━━━━━ THE DATA ━━━━━

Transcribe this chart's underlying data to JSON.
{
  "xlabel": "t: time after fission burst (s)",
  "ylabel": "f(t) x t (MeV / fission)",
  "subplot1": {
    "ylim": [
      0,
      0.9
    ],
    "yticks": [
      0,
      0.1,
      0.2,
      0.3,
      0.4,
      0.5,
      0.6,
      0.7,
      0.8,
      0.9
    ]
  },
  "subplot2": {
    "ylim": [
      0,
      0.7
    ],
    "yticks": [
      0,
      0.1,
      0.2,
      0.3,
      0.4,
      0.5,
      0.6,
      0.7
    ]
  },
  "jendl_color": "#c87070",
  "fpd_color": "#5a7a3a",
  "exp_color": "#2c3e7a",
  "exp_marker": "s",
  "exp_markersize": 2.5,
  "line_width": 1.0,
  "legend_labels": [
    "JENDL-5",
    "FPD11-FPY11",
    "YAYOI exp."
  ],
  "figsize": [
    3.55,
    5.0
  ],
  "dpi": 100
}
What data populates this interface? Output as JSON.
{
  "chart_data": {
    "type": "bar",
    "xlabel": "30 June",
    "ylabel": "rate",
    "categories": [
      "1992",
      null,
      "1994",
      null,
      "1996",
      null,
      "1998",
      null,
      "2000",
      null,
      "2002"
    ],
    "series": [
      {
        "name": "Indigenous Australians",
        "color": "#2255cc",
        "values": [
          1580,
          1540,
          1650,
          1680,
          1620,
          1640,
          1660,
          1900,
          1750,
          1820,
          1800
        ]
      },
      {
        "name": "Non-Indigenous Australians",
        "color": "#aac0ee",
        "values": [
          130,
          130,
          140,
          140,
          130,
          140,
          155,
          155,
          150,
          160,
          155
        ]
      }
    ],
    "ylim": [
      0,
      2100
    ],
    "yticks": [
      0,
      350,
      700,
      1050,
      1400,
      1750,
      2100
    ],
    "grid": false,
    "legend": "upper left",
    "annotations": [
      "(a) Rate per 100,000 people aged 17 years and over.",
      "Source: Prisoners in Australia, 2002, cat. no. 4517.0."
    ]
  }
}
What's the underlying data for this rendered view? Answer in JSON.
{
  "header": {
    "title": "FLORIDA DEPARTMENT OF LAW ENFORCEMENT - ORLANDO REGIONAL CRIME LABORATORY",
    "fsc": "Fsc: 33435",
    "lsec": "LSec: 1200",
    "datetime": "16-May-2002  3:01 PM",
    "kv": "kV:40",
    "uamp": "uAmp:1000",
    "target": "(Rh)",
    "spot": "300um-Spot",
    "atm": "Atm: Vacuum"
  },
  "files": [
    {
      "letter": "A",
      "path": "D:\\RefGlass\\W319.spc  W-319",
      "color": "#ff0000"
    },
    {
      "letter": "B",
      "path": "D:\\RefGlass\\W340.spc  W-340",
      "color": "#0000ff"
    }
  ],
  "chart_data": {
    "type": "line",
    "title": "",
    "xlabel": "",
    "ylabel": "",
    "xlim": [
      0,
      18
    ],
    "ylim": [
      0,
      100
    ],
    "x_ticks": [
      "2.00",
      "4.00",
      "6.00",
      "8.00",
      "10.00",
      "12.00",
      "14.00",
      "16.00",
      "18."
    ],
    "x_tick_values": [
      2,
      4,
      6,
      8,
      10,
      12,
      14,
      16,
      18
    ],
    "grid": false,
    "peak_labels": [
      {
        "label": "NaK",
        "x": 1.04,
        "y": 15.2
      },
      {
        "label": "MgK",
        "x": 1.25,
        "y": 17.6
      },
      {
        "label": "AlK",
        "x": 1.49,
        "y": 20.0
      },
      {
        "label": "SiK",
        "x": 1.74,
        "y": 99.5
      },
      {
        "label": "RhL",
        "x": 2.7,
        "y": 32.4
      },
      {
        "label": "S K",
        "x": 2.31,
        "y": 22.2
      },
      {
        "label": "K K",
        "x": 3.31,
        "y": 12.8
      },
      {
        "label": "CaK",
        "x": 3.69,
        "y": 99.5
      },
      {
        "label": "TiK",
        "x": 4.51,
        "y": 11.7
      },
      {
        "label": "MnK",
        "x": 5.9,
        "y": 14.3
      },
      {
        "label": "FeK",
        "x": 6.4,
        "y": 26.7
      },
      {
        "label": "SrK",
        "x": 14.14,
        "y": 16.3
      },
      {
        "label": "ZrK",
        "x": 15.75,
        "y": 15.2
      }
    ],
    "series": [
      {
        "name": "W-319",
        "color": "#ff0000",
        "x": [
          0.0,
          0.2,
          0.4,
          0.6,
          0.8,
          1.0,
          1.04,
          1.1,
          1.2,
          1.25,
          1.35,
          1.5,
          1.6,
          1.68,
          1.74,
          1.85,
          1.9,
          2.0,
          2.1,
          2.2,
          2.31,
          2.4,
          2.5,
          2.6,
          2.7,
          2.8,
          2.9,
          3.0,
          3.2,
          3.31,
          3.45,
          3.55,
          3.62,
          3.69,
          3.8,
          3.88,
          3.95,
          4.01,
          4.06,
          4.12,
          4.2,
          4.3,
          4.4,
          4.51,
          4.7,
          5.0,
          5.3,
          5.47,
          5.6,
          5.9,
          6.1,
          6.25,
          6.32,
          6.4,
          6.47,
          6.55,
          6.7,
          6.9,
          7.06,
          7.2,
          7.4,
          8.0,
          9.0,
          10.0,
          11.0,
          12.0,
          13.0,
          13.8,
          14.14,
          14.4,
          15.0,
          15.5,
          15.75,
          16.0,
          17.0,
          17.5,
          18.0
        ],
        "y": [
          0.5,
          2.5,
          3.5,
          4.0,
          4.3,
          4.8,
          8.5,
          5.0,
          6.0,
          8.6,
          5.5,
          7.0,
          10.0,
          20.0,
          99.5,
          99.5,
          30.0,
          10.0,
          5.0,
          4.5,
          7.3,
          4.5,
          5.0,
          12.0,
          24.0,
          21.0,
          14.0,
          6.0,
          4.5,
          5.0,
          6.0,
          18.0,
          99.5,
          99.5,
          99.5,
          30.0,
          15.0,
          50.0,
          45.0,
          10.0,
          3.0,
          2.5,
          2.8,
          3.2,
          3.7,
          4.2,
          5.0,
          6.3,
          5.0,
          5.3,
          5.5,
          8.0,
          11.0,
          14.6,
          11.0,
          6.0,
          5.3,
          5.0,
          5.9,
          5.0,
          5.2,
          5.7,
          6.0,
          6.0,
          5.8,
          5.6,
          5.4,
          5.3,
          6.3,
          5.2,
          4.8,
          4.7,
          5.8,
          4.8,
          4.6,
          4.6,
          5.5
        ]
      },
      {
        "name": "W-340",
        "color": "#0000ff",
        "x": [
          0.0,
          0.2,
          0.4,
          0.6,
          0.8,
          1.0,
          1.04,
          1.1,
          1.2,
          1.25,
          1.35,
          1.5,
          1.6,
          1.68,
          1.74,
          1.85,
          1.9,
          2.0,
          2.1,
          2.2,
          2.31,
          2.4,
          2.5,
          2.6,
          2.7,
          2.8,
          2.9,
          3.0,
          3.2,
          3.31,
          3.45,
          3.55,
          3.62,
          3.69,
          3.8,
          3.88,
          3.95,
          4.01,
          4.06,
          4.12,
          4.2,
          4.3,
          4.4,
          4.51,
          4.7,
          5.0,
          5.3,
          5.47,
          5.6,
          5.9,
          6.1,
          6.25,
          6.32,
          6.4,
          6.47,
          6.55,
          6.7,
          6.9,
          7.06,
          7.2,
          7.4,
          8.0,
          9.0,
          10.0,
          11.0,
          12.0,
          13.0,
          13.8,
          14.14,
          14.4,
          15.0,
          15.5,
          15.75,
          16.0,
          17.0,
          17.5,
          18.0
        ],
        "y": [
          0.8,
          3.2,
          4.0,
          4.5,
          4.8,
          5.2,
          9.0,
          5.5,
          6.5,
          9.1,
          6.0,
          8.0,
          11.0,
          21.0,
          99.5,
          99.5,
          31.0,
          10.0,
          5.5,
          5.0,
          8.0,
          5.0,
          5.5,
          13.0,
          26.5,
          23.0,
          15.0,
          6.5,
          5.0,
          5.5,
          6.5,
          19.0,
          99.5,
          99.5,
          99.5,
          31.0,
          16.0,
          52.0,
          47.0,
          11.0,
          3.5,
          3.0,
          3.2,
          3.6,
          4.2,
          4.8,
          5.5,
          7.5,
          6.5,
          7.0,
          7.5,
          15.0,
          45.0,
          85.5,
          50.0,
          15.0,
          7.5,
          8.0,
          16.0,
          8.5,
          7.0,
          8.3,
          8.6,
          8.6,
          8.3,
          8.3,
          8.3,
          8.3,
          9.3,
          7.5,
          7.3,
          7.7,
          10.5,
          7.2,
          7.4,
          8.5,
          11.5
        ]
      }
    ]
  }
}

━━━━━

STATED TASK
Identify all lines in the records above with the word "name".

SOLUTION TO THE EXERCISE
        "name": "Indigenous Australians",
        "name": "Non-Indigenous Australians",
        "name": "W-319",
        "name": "W-340",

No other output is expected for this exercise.